═════ Data provided
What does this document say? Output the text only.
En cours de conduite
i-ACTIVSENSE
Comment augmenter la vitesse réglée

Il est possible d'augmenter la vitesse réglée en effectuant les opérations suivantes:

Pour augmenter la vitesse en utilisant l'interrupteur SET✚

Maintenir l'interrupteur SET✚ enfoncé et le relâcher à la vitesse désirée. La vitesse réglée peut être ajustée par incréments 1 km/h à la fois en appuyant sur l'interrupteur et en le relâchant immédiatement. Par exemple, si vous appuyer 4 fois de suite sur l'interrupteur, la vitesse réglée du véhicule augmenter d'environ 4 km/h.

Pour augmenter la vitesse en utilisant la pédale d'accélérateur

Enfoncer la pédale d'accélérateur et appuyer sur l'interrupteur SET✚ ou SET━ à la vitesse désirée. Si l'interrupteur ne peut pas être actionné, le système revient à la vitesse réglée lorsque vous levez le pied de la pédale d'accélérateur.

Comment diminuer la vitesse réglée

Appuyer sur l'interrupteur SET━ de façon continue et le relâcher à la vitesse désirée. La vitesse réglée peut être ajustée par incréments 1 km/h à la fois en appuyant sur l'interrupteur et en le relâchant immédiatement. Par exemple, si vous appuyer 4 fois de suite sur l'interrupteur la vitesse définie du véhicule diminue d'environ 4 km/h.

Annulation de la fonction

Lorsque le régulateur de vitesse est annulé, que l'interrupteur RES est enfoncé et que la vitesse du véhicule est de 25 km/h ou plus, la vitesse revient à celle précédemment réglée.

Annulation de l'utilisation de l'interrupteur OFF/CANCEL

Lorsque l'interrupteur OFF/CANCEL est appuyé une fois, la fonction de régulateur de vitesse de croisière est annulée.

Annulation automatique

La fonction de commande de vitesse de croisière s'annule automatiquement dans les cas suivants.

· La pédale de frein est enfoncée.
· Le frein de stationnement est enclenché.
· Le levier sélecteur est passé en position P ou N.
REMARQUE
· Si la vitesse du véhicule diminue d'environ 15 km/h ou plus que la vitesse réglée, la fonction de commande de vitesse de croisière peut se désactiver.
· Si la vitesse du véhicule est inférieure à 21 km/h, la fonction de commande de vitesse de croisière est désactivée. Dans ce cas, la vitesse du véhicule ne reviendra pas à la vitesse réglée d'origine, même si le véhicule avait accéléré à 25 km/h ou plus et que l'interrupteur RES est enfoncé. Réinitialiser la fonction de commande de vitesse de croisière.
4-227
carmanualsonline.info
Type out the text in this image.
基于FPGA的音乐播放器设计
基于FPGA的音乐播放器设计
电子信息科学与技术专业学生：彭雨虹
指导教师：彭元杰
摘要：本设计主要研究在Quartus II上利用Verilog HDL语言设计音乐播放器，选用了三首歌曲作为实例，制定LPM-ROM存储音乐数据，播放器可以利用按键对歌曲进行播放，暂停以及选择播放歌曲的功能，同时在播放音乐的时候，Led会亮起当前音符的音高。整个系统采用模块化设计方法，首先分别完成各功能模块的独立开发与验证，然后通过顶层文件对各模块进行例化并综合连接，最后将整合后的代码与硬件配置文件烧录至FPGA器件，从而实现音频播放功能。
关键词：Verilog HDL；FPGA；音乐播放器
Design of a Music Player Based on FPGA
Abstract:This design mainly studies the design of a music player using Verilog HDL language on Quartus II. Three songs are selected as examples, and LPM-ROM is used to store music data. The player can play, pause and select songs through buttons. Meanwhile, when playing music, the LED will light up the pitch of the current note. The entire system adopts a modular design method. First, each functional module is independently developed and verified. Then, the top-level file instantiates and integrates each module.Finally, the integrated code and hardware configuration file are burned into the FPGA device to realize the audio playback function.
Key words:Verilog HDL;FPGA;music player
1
══════════
═════ Data provided
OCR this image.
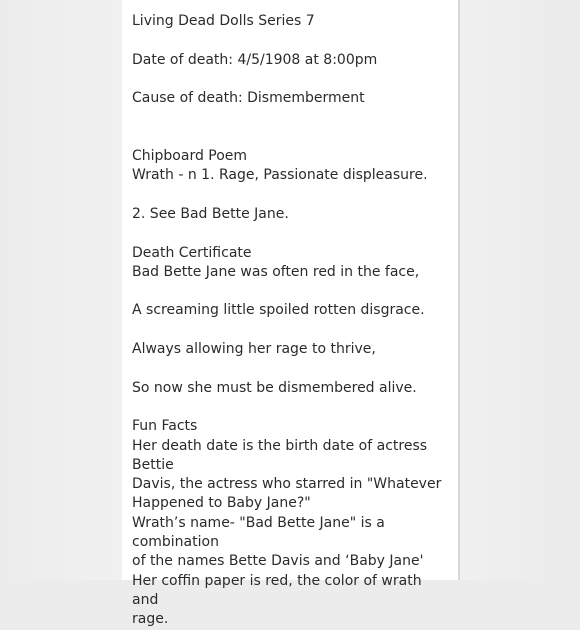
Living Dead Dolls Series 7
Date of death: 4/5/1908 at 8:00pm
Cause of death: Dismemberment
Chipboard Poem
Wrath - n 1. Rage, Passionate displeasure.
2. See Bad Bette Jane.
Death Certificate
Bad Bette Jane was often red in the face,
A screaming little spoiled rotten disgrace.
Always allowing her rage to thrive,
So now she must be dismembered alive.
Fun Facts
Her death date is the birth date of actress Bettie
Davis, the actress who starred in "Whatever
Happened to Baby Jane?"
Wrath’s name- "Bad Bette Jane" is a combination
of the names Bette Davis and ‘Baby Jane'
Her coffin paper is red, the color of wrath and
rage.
══════════
Work instructions =
Working from the material above, state how many lines contain "Pour"; give only the number.

Answer to this exercise =
2